- **Direction**:
Give the data below again exactly as written, without its pictures.

------------------------

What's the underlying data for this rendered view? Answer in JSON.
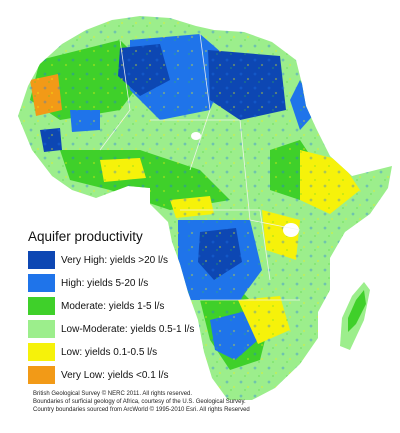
{
  "legend": {
    "title": "Aquifer productivity",
    "items": [
      {
        "label": "Very High: yields >20 l/s",
        "color": "#0d47b3"
      },
      {
        "label": "High: yields 5-20 l/s",
        "color": "#1f74ea"
      },
      {
        "label": "Moderate: yields 1-5 l/s",
        "color": "#3fd02a"
      },
      {
        "label": "Low-Moderate: yields 0.5-1 l/s",
        "color": "#9cee8c"
      },
      {
        "label": "Low: yields 0.1-0.5 l/s",
        "color": "#f6f20a"
      },
      {
        "label": "Very Low: yields <0.1 l/s",
        "color": "#f29a17"
      }
    ]
  },
  "credits": {
    "line1": "British Geological Survey © NERC 2011.  All rights reserved.",
    "line2": "Boundaries of surficial geology of Africa, courtesy of the U.S. Geological Survey.",
    "line3": "Country boundaries sourced from ArcWorld © 1995-2010 Esri.  All rights Reserved"
  },
  "colors": {
    "background": "#ffffff",
    "country_border": "#f4f4f4",
    "lake": "#ffffff"
  }
}
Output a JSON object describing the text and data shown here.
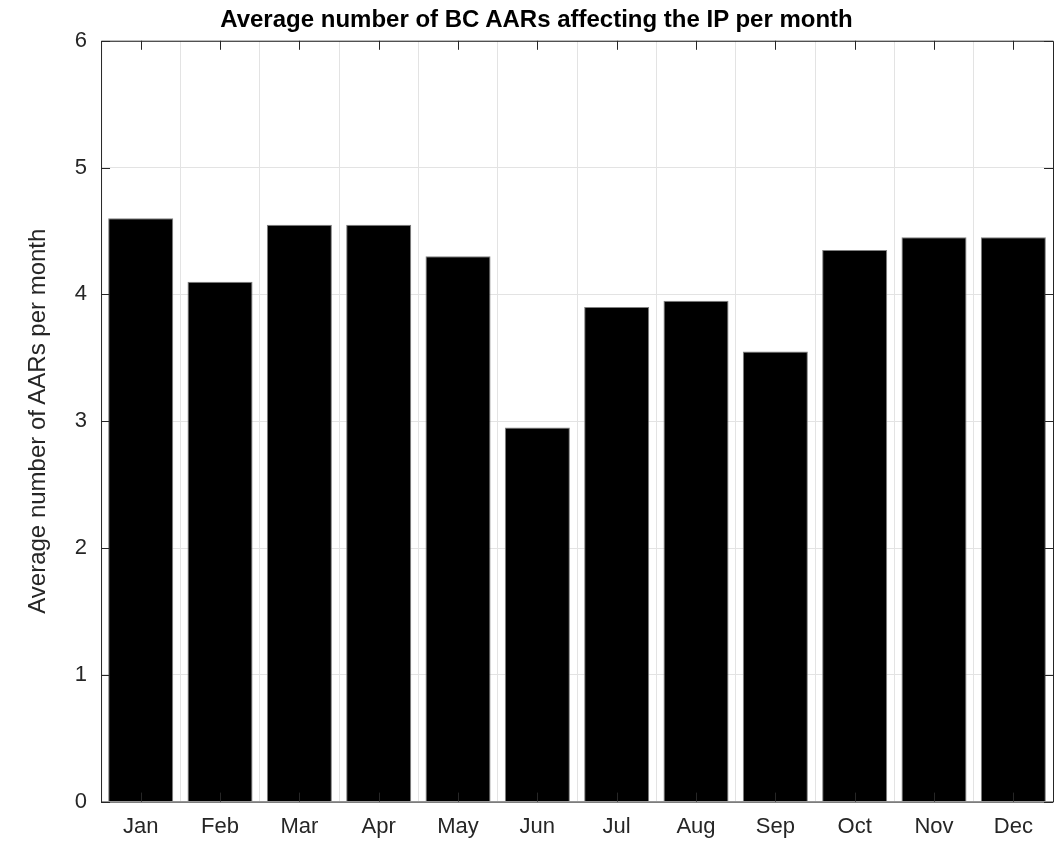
{
  "chart_data": {
    "type": "bar",
    "title": "Average number of BC AARs affecting the IP per month",
    "ylabel": "Average number of AARs per month",
    "categories": [
      "Jan",
      "Feb",
      "Mar",
      "Apr",
      "May",
      "Jun",
      "Jul",
      "Aug",
      "Sep",
      "Oct",
      "Nov",
      "Dec"
    ],
    "values": [
      4.6,
      4.1,
      4.55,
      4.55,
      4.3,
      2.95,
      3.9,
      3.95,
      3.55,
      4.35,
      4.45,
      4.45
    ],
    "color": "#000000",
    "ylim": [
      0,
      6
    ],
    "yticks": [
      0,
      1,
      2,
      3,
      4,
      5,
      6
    ],
    "grid": true
  }
}
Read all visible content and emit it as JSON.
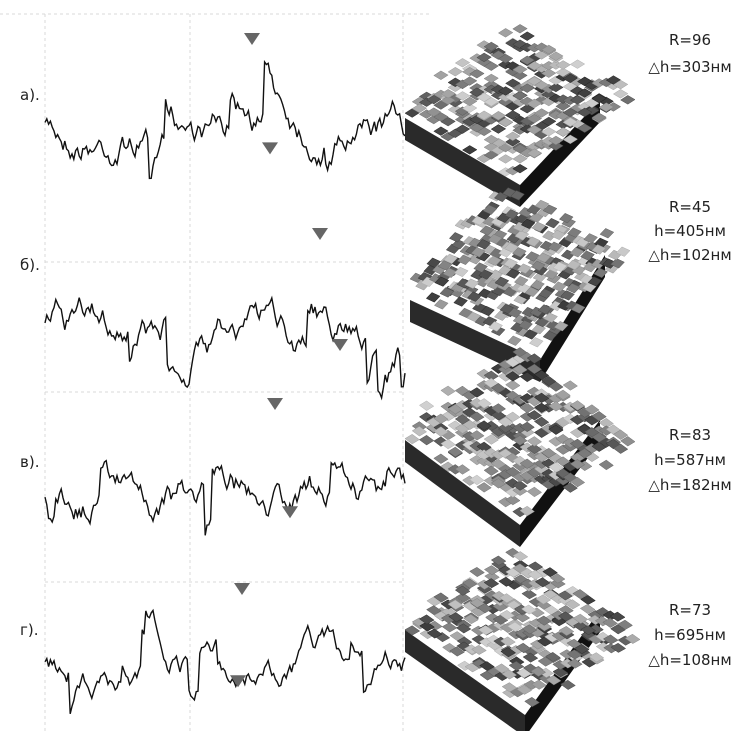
{
  "panels": [
    {
      "label": "а).",
      "params": [
        "R=96",
        "△h=303нм"
      ]
    },
    {
      "label": "б).",
      "params": [
        "R=45",
        "h=405нм",
        "△h=102нм"
      ]
    },
    {
      "label": "в).",
      "params": [
        "R=83",
        "h=587нм",
        "△h=182нм"
      ]
    },
    {
      "label": "г).",
      "params": [
        "R=73",
        "h=695нм",
        "△h=108нм"
      ]
    }
  ]
}
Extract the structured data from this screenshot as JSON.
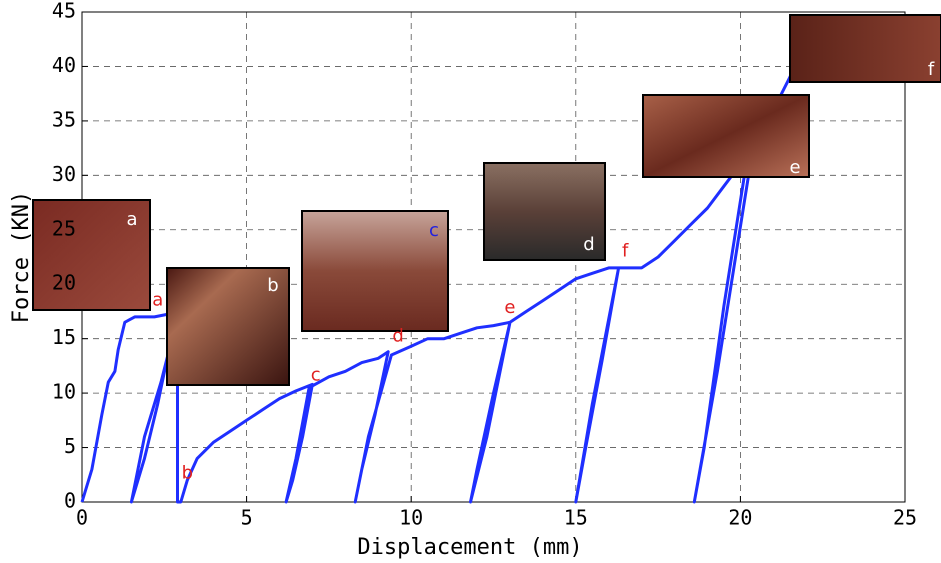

------------------------

- **Answer to the task**:
What's the underlying data for this rendered view? Answer in JSON.
{
  "legend": {
    "title": "Aquifer productivity",
    "items": [
      {
        "label": "Very High: yields >20 l/s",
        "color": "#0d47b3"
      },
      {
        "label": "High: yields 5-20 l/s",
        "color": "#1f74ea"
      },
      {
        "label": "Moderate: yields 1-5 l/s",
        "color": "#3fd02a"
      },
      {
        "label": "Low-Moderate: yields 0.5-1 l/s",
        "color": "#9cee8c"
      },
      {
        "label": "Low: yields 0.1-0.5 l/s",
        "color": "#f6f20a"
      },
      {
        "label": "Very Low: yields <0.1 l/s",
        "color": "#f29a17"
      }
    ]
  },
  "credits": {
    "line1": "British Geological Survey © NERC 2011.  All rights reserved.",
    "line2": "Boundaries of surficial geology of Africa, courtesy of the U.S. Geological Survey.",
    "line3": "Country boundaries sourced from ArcWorld © 1995-2010 Esri.  All rights Reserved"
  },
  "colors": {
    "background": "#ffffff",
    "country_border": "#f4f4f4",
    "lake": "#ffffff"
  }
}
Output a JSON object describing the text and data shown here.
{
  "chart_data": {
    "type": "bar",
    "title": "Average number of BC AARs affecting the IP per month",
    "ylabel": "Average number of AARs per month",
    "categories": [
      "Jan",
      "Feb",
      "Mar",
      "Apr",
      "May",
      "Jun",
      "Jul",
      "Aug",
      "Sep",
      "Oct",
      "Nov",
      "Dec"
    ],
    "values": [
      4.6,
      4.1,
      4.55,
      4.55,
      4.3,
      2.95,
      3.9,
      3.95,
      3.55,
      4.35,
      4.45,
      4.45
    ],
    "color": "#000000",
    "ylim": [
      0,
      6
    ],
    "yticks": [
      0,
      1,
      2,
      3,
      4,
      5,
      6
    ],
    "grid": true
  }
}
Read all visible content and emit it as JSON.
{
  "panels": [
    {
      "label": "а).",
      "params": [
        "R=96",
        "△h=303нм"
      ]
    },
    {
      "label": "б).",
      "params": [
        "R=45",
        "h=405нм",
        "△h=102нм"
      ]
    },
    {
      "label": "в).",
      "params": [
        "R=83",
        "h=587нм",
        "△h=182нм"
      ]
    },
    {
      "label": "г).",
      "params": [
        "R=73",
        "h=695нм",
        "△h=108нм"
      ]
    }
  ]
}
Extract the structured data from this screenshot as JSON.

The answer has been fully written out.